## [GIVEN REQUEST]
Write the material out again exactly as it stands.
** START OF GIVEN INFORMATION **
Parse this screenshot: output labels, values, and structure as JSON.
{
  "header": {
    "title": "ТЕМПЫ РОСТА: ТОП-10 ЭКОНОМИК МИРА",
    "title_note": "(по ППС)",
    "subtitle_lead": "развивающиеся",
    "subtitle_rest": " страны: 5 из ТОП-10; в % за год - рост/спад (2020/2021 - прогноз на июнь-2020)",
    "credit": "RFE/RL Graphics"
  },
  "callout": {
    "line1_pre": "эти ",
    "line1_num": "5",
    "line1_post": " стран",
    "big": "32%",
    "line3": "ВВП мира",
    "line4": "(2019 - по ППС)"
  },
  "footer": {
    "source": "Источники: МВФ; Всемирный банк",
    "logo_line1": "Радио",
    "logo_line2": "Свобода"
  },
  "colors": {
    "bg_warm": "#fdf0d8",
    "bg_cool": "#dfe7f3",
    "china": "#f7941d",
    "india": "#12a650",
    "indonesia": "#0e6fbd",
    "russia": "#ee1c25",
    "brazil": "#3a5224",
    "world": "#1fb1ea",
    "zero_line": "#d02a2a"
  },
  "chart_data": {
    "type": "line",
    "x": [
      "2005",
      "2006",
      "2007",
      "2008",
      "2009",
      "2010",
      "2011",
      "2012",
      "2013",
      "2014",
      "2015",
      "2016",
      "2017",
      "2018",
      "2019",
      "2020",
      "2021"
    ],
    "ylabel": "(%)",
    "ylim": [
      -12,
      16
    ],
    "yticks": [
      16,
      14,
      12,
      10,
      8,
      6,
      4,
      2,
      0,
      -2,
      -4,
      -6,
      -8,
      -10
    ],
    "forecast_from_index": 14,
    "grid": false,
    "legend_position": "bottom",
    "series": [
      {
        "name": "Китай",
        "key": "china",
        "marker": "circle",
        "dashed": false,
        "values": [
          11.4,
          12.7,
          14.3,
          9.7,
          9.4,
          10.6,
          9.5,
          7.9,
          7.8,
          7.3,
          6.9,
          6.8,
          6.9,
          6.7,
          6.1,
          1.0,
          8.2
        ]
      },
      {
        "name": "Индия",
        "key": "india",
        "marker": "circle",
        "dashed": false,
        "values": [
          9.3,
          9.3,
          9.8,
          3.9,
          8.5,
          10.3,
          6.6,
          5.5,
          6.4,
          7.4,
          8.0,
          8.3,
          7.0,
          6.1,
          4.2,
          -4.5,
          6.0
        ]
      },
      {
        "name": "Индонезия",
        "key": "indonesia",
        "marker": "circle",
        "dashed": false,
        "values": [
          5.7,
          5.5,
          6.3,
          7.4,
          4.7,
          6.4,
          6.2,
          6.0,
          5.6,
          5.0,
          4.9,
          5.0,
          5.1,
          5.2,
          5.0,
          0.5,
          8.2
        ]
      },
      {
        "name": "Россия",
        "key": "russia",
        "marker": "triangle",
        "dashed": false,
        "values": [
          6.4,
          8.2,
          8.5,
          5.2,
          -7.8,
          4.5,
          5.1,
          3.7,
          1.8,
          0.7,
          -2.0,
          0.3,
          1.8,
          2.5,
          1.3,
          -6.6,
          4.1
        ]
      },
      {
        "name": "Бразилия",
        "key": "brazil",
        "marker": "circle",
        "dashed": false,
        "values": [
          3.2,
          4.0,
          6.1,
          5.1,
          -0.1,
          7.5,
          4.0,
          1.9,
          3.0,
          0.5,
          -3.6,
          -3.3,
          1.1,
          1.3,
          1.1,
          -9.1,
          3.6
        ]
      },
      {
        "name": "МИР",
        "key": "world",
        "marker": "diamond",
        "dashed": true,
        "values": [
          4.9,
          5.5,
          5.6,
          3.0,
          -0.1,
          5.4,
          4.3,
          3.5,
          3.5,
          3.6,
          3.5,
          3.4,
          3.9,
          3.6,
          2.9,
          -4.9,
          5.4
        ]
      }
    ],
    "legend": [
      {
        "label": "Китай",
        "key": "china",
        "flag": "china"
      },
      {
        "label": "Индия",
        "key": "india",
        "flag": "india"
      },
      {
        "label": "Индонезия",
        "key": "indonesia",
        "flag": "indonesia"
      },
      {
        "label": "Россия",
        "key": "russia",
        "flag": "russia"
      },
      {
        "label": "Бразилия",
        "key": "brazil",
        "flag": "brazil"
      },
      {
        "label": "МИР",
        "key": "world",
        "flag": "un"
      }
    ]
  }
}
** END OF GIVEN INFORMATION **
## [TASK SOLUTION]
Parse this screenshot: output labels, values, and structure as JSON.
{
  "header": {
    "title": "ТЕМПЫ РОСТА: ТОП-10 ЭКОНОМИК МИРА",
    "title_note": "(по ППС)",
    "subtitle_lead": "развивающиеся",
    "subtitle_rest": " страны: 5 из ТОП-10; в % за год - рост/спад (2020/2021 - прогноз на июнь-2020)",
    "credit": "RFE/RL Graphics"
  },
  "callout": {
    "line1_pre": "эти ",
    "line1_num": "5",
    "line1_post": " стран",
    "big": "32%",
    "line3": "ВВП мира",
    "line4": "(2019 - по ППС)"
  },
  "footer": {
    "source": "Источники: МВФ; Всемирный банк",
    "logo_line1": "Радио",
    "logo_line2": "Свобода"
  },
  "colors": {
    "bg_warm": "#fdf0d8",
    "bg_cool": "#dfe7f3",
    "china": "#f7941d",
    "india": "#12a650",
    "indonesia": "#0e6fbd",
    "russia": "#ee1c25",
    "brazil": "#3a5224",
    "world": "#1fb1ea",
    "zero_line": "#d02a2a"
  },
  "chart_data": {
    "type": "line",
    "x": [
      "2005",
      "2006",
      "2007",
      "2008",
      "2009",
      "2010",
      "2011",
      "2012",
      "2013",
      "2014",
      "2015",
      "2016",
      "2017",
      "2018",
      "2019",
      "2020",
      "2021"
    ],
    "ylabel": "(%)",
    "ylim": [
      -12,
      16
    ],
    "yticks": [
      16,
      14,
      12,
      10,
      8,
      6,
      4,
      2,
      0,
      -2,
      -4,
      -6,
      -8,
      -10
    ],
    "forecast_from_index": 14,
    "grid": false,
    "legend_position": "bottom",
    "series": [
      {
        "name": "Китай",
        "key": "china",
        "marker": "circle",
        "dashed": false,
        "values": [
          11.4,
          12.7,
          14.3,
          9.7,
          9.4,
          10.6,
          9.5,
          7.9,
          7.8,
          7.3,
          6.9,
          6.8,
          6.9,
          6.7,
          6.1,
          1.0,
          8.2
        ]
      },
      {
        "name": "Индия",
        "key": "india",
        "marker": "circle",
        "dashed": false,
        "values": [
          9.3,
          9.3,
          9.8,
          3.9,
          8.5,
          10.3,
          6.6,
          5.5,
          6.4,
          7.4,
          8.0,
          8.3,
          7.0,
          6.1,
          4.2,
          -4.5,
          6.0
        ]
      },
      {
        "name": "Индонезия",
        "key": "indonesia",
        "marker": "circle",
        "dashed": false,
        "values": [
          5.7,
          5.5,
          6.3,
          7.4,
          4.7,
          6.4,
          6.2,
          6.0,
          5.6,
          5.0,
          4.9,
          5.0,
          5.1,
          5.2,
          5.0,
          0.5,
          8.2
        ]
      },
      {
        "name": "Россия",
        "key": "russia",
        "marker": "triangle",
        "dashed": false,
        "values": [
          6.4,
          8.2,
          8.5,
          5.2,
          -7.8,
          4.5,
          5.1,
          3.7,
          1.8,
          0.7,
          -2.0,
          0.3,
          1.8,
          2.5,
          1.3,
          -6.6,
          4.1
        ]
      },
      {
        "name": "Бразилия",
        "key": "brazil",
        "marker": "circle",
        "dashed": false,
        "values": [
          3.2,
          4.0,
          6.1,
          5.1,
          -0.1,
          7.5,
          4.0,
          1.9,
          3.0,
          0.5,
          -3.6,
          -3.3,
          1.1,
          1.3,
          1.1,
          -9.1,
          3.6
        ]
      },
      {
        "name": "МИР",
        "key": "world",
        "marker": "diamond",
        "dashed": true,
        "values": [
          4.9,
          5.5,
          5.6,
          3.0,
          -0.1,
          5.4,
          4.3,
          3.5,
          3.5,
          3.6,
          3.5,
          3.4,
          3.9,
          3.6,
          2.9,
          -4.9,
          5.4
        ]
      }
    ],
    "legend": [
      {
        "label": "Китай",
        "key": "china",
        "flag": "china"
      },
      {
        "label": "Индия",
        "key": "india",
        "flag": "india"
      },
      {
        "label": "Индонезия",
        "key": "indonesia",
        "flag": "indonesia"
      },
      {
        "label": "Россия",
        "key": "russia",
        "flag": "russia"
      },
      {
        "label": "Бразилия",
        "key": "brazil",
        "flag": "brazil"
      },
      {
        "label": "МИР",
        "key": "world",
        "flag": "un"
      }
    ]
  }
}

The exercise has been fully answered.